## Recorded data
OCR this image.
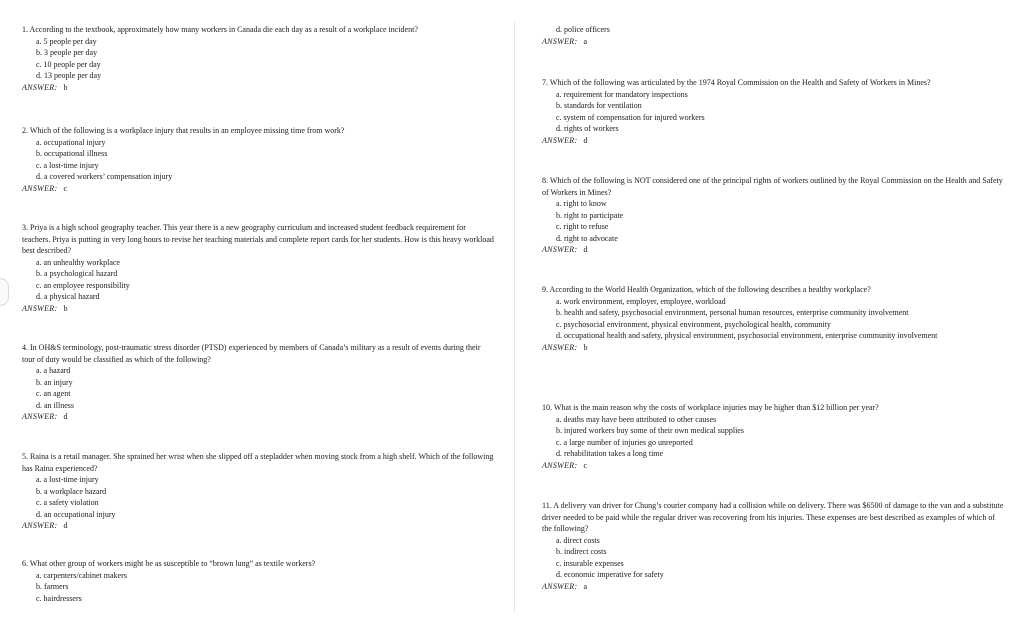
1. According to the textbook, approximately how many workers in Canada die each day as a result of a workplace incident?

a. 5 people per day
b. 3 people per day
c. 10 people per day
d. 13 people per day

ANSWER: b

2. Which of the following is a workplace injury that results in an employee missing time from work?

a. occupational injury
b. occupational illness
c. a lost-time injury
d. a covered workers’ compensation injury

ANSWER: c

3. Priya is a high school geography teacher. This year there is a new geography curriculum and increased student feedback requirement for teachers. Priya is putting in very long hours to revise her teaching materials and complete report cards for her students. How is this heavy workload best described?

a. an unhealthy workplace
b. a psychological hazard
c. an employee responsibility
d. a physical hazard

ANSWER: b

4. In OH&S terminology, post-traumatic stress disorder (PTSD) experienced by members of Canada’s military as a result of events during their tour of duty would be classified as which of the following?

a. a hazard
b. an injury
c. an agent
d. an illness

ANSWER: d

5. Raina is a retail manager. She sprained her wrist when she slipped off a stepladder when moving stock from a high shelf. Which of the following has Raina experienced?

a. a lost-time injury
b. a workplace hazard
c. a safety violation
d. an occupational injury

ANSWER: d

6. What other group of workers might be as susceptible to “brown lung” as textile workers?

a. carpenters/cabinet makers
b. farmers
c. hairdressers
d. police officers

ANSWER: a

7. Which of the following was articulated by the 1974 Royal Commission on the Health and Safety of Workers in Mines?

a. requirement for mandatory inspections
b. standards for ventilation
c. system of compensation for injured workers
d. rights of workers

ANSWER: d

8. Which of the following is NOT considered one of the principal rights of workers outlined by the Royal Commission on the Health and Safety of Workers in Mines?

a. right to know
b. right to participate
c. right to refuse
d. right to advocate

ANSWER: d

9. According to the World Health Organization, which of the following describes a healthy workplace?

a. work environment, employer, employee, workload
b. health and safety, psychosocial environment, personal human resources, enterprise community involvement
c. psychosocial environment, physical environment, psychological health, community
d. occupational health and safety, physical environment, psychosocial environment, enterprise community involvement

ANSWER: b

10. What is the main reason why the costs of workplace injuries may be higher than $12 billion per year?

a. deaths may have been attributed to other causes
b. injured workers buy some of their own medical supplies
c. a large number of injuries go unreported
d. rehabilitation takes a long time

ANSWER: c

11. A delivery van driver for Chung’s courier company had a collision while on delivery. There was $6500 of damage to the van and a substitute driver needed to be paid while the regular driver was recovering from his injuries. These expenses are best described as examples of which of the following?

a. direct costs
b. indirect costs
c. insurable expenses
d. economic imperative for safety

ANSWER: a
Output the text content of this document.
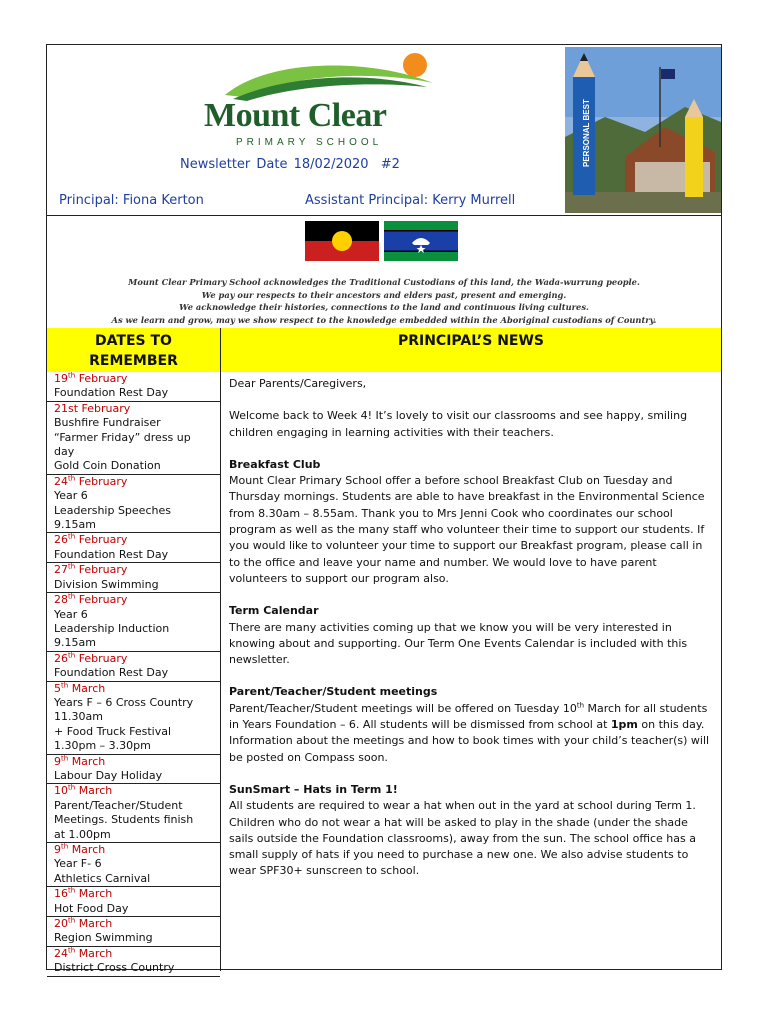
Mount Clear
PRIMARY SCHOOL
Newsletter Date 18/02/2020 #2
Principal: Fiona Kerton	Assistant Principal: Kerry Murrell
PERSONAL BEST
Mount Clear Primary School acknowledges the Traditional Custodians of this land, the Wada-wurrung people.
We pay our respects to their ancestors and elders past, present and emerging.
We acknowledge their histories, connections to the land and continuous living cultures.
As we learn and grow, may we show respect to the knowledge embedded within the Aboriginal custodians of Country.
DATES TO REMEMBER
PRINCIPAL’S NEWS
19th February
Foundation Rest Day
21st February
Bushfire Fundraiser
“Farmer Friday” dress up
day
Gold Coin Donation
24th February
Year 6
Leadership Speeches
9.15am
26th February
Foundation Rest Day
27th February
Division Swimming
28th February
Year 6
Leadership Induction
9.15am
26th February
Foundation Rest Day
5th March
Years F – 6 Cross Country
11.30am
+ Food Truck Festival
1.30pm – 3.30pm
9th March
Labour Day Holiday
10th March
Parent/Teacher/Student
Meetings. Students finish
at 1.00pm
9th March
Year F- 6
Athletics Carnival
16th March
Hot Food Day
20th March
Region Swimming
24th March
District Cross Country

Dear Parents/Caregivers,

Welcome back to Week 4! It’s lovely to visit our classrooms and see happy, smiling children engaging in learning activities with their teachers.

Breakfast Club
Mount Clear Primary School offer a before school Breakfast Club on Tuesday and Thursday mornings. Students are able to have breakfast in the Environmental Science from 8.30am – 8.55am. Thank you to Mrs Jenni Cook who coordinates our school program as well as the many staff who volunteer their time to support our students. If you would like to volunteer your time to support our Breakfast program, please call in to the office and leave your name and number. We would love to have parent volunteers to support our program also.

Term Calendar
There are many activities coming up that we know you will be very interested in knowing about and supporting. Our Term One Events Calendar is included with this newsletter.

Parent/Teacher/Student meetings
Parent/Teacher/Student meetings will be offered on Tuesday 10th March for all students in Years Foundation – 6. All students will be dismissed from school at 1pm on this day. Information about the meetings and how to book times with your child’s teacher(s) will be posted on Compass soon.

SunSmart – Hats in Term 1!
All students are required to wear a hat when out in the yard at school during Term 1. Children who do not wear a hat will be asked to play in the shade (under the shade sails outside the Foundation classrooms), away from the sun. The school office has a small supply of hats if you need to purchase a new one. We also advise students to wear SPF30+ sunscreen to school.
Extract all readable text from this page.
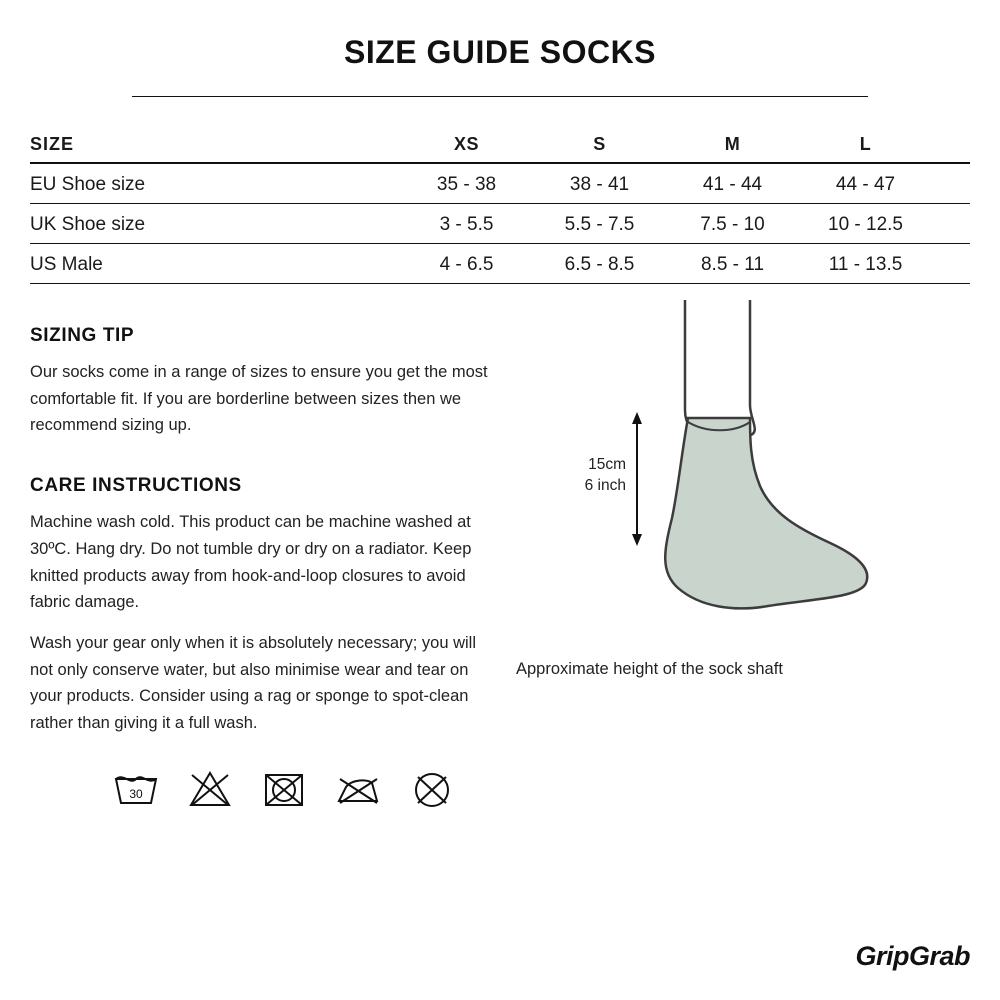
SIZE GUIDE SOCKS
SIZE	XS	S	M	L
EU Shoe size	35 - 38	38 - 41	41 - 44	44 - 47
UK Shoe size	3 - 5.5	5.5 - 7.5	7.5 - 10	10 - 12.5
US Male	4 - 6.5	6.5 - 8.5	8.5 - 11	11 - 13.5
SIZING TIP

Our socks come in a range of sizes to ensure you get the most comfortable fit. If you are borderline between sizes then we recommend sizing up.

CARE INSTRUCTIONS

Machine wash cold. This product can be machine washed at 30ºC. Hang dry. Do not tumble dry or dry on a radiator. Keep knitted products away from hook-and-loop closures to avoid fabric damage.

Wash your gear only when it is absolutely necessary; you will not only conserve water, but also minimise wear and tear on your products. Consider using a rag or sponge to spot-clean rather than giving it a full wash.

30
15cm
6 inch
Approximate height of the sock shaft
GripGrab
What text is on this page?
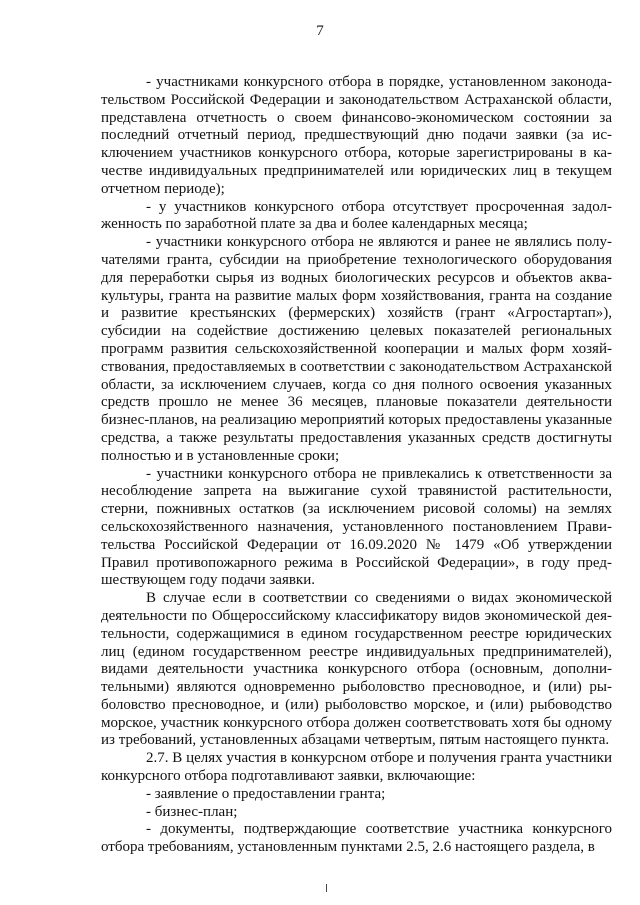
7

- участниками конкурсного отбора в порядке, установленном законодательством Российской Федерации и законодательством Астраханской области, представлена отчетность о своем финансово-экономическом состоянии за последний отчетный период, предшествующий дню подачи заявки (за исключением участников конкурсного отбора, которые зарегистрированы в качестве индивидуальных предпринимателей или юридических лиц в текущем отчетном периоде);

- у участников конкурсного отбора отсутствует просроченная задолженность по заработной плате за два и более календарных месяца;

- участники конкурсного отбора не являются и ранее не являлись получателями гранта, субсидии на приобретение технологического оборудования для переработки сырья из водных биологических ресурсов и объектов аквакультуры, гранта на развитие малых форм хозяйствования, гранта на создание и развитие крестьянских (фермерских) хозяйств (грант «Агростартап»), субсидии на содействие достижению целевых показателей региональных программ развития сельскохозяйственной кооперации и малых форм хозяйствования, предоставляемых в соответствии с законодательством Астраханской области, за исключением случаев, когда со дня полного освоения указанных средств прошло не менее 36 месяцев, плановые показатели деятельности бизнес-планов, на реализацию мероприятий которых предоставлены указанные средства, а также результаты предоставления указанных средств достигнуты полностью и в установленные сроки;

- участники конкурсного отбора не привлекались к ответственности за несоблюдение запрета на выжигание сухой травянистой растительности, стерни, пожнивных остатков (за исключением рисовой соломы) на землях сельскохозяйственного назначения, установленного постановлением Правительства Российской Федерации от 16.09.2020 № 1479 «Об утверждении Правил противопожарного режима в Российской Федерации», в году предшествующем году подачи заявки.

В случае если в соответствии со сведениями о видах экономической деятельности по Общероссийскому классификатору видов экономической деятельности, содержащимися в едином государственном реестре юридических лиц (едином государственном реестре индивидуальных предпринимателей), видами деятельности участника конкурсного отбора (основным, дополнительными) являются одновременно рыболовство пресноводное, и (или) рыболовство пресноводное, и (или) рыболовство морское, и (или) рыбоводство морское, участник конкурсного отбора должен соответствовать хотя бы одному из требований, установленных абзацами четвертым, пятым настоящего пункта.

2.7. В целях участия в конкурсном отборе и получения гранта участники конкурсного отбора подготавливают заявки, включающие:

- заявление о предоставлении гранта;

- бизнес-план;

- документы, подтверждающие соответствие участника конкурсного отбора требованиям, установленным пунктами 2.5, 2.6 настоящего раздела, в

## EXERCISE DESCRIPTION
Scan the entries above. Copy each line that has the string "workload".

## RESULT
3. Priya is a high school geography teacher. This year there is a new geography curriculum and increased student feedback requirement for teachers. Priya is putting in very long hours to revise her teaching materials and complete report cards for her students. How is this heavy workload best described?
a. work environment, employer, employee, workload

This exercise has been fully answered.